Task to carry out ::
Please give the listing again, word for word, with nothing left out.

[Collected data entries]
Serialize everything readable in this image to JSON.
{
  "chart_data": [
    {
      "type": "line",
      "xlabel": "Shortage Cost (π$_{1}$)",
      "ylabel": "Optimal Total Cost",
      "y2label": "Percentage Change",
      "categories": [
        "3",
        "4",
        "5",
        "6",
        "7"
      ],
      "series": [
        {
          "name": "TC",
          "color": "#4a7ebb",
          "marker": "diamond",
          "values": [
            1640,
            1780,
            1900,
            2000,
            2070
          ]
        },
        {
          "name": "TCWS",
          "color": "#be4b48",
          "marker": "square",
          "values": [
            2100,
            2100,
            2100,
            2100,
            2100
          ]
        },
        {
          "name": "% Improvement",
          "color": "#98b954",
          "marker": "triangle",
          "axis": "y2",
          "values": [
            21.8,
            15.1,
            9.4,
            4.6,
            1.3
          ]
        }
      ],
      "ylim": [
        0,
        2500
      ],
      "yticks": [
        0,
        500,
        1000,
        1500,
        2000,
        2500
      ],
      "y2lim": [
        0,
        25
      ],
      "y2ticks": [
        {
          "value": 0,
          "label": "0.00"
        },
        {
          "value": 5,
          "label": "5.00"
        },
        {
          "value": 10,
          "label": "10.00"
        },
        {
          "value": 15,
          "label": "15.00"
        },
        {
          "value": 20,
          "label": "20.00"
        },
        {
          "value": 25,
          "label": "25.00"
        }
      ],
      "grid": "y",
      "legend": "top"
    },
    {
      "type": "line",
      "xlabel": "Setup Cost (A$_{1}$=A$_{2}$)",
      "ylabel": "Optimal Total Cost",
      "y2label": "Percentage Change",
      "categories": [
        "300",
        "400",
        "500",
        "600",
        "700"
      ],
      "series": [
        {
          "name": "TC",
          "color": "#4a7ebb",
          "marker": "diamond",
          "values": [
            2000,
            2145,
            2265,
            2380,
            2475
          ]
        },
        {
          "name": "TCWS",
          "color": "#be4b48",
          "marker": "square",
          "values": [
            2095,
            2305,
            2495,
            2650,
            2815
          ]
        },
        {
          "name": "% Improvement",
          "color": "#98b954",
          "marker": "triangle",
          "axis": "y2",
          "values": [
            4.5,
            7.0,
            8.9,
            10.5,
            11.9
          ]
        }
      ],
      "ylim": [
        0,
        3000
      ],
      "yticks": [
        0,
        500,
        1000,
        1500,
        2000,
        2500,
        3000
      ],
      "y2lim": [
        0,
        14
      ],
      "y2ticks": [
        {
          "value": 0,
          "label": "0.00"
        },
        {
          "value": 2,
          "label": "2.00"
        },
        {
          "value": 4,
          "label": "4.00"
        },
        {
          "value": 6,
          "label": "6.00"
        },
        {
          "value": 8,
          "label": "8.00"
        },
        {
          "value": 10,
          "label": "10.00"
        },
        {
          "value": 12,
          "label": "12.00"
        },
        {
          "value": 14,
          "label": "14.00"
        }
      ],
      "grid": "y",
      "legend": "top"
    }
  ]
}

Solution ::
Serialize everything readable in this image to JSON.
{
  "chart_data": [
    {
      "type": "line",
      "xlabel": "Shortage Cost (π$_{1}$)",
      "ylabel": "Optimal Total Cost",
      "y2label": "Percentage Change",
      "categories": [
        "3",
        "4",
        "5",
        "6",
        "7"
      ],
      "series": [
        {
          "name": "TC",
          "color": "#4a7ebb",
          "marker": "diamond",
          "values": [
            1640,
            1780,
            1900,
            2000,
            2070
          ]
        },
        {
          "name": "TCWS",
          "color": "#be4b48",
          "marker": "square",
          "values": [
            2100,
            2100,
            2100,
            2100,
            2100
          ]
        },
        {
          "name": "% Improvement",
          "color": "#98b954",
          "marker": "triangle",
          "axis": "y2",
          "values": [
            21.8,
            15.1,
            9.4,
            4.6,
            1.3
          ]
        }
      ],
      "ylim": [
        0,
        2500
      ],
      "yticks": [
        0,
        500,
        1000,
        1500,
        2000,
        2500
      ],
      "y2lim": [
        0,
        25
      ],
      "y2ticks": [
        {
          "value": 0,
          "label": "0.00"
        },
        {
          "value": 5,
          "label": "5.00"
        },
        {
          "value": 10,
          "label": "10.00"
        },
        {
          "value": 15,
          "label": "15.00"
        },
        {
          "value": 20,
          "label": "20.00"
        },
        {
          "value": 25,
          "label": "25.00"
        }
      ],
      "grid": "y",
      "legend": "top"
    },
    {
      "type": "line",
      "xlabel": "Setup Cost (A$_{1}$=A$_{2}$)",
      "ylabel": "Optimal Total Cost",
      "y2label": "Percentage Change",
      "categories": [
        "300",
        "400",
        "500",
        "600",
        "700"
      ],
      "series": [
        {
          "name": "TC",
          "color": "#4a7ebb",
          "marker": "diamond",
          "values": [
            2000,
            2145,
            2265,
            2380,
            2475
          ]
        },
        {
          "name": "TCWS",
          "color": "#be4b48",
          "marker": "square",
          "values": [
            2095,
            2305,
            2495,
            2650,
            2815
          ]
        },
        {
          "name": "% Improvement",
          "color": "#98b954",
          "marker": "triangle",
          "axis": "y2",
          "values": [
            4.5,
            7.0,
            8.9,
            10.5,
            11.9
          ]
        }
      ],
      "ylim": [
        0,
        3000
      ],
      "yticks": [
        0,
        500,
        1000,
        1500,
        2000,
        2500,
        3000
      ],
      "y2lim": [
        0,
        14
      ],
      "y2ticks": [
        {
          "value": 0,
          "label": "0.00"
        },
        {
          "value": 2,
          "label": "2.00"
        },
        {
          "value": 4,
          "label": "4.00"
        },
        {
          "value": 6,
          "label": "6.00"
        },
        {
          "value": 8,
          "label": "8.00"
        },
        {
          "value": 10,
          "label": "10.00"
        },
        {
          "value": 12,
          "label": "12.00"
        },
        {
          "value": 14,
          "label": "14.00"
        }
      ],
      "grid": "y",
      "legend": "top"
    }
  ]
}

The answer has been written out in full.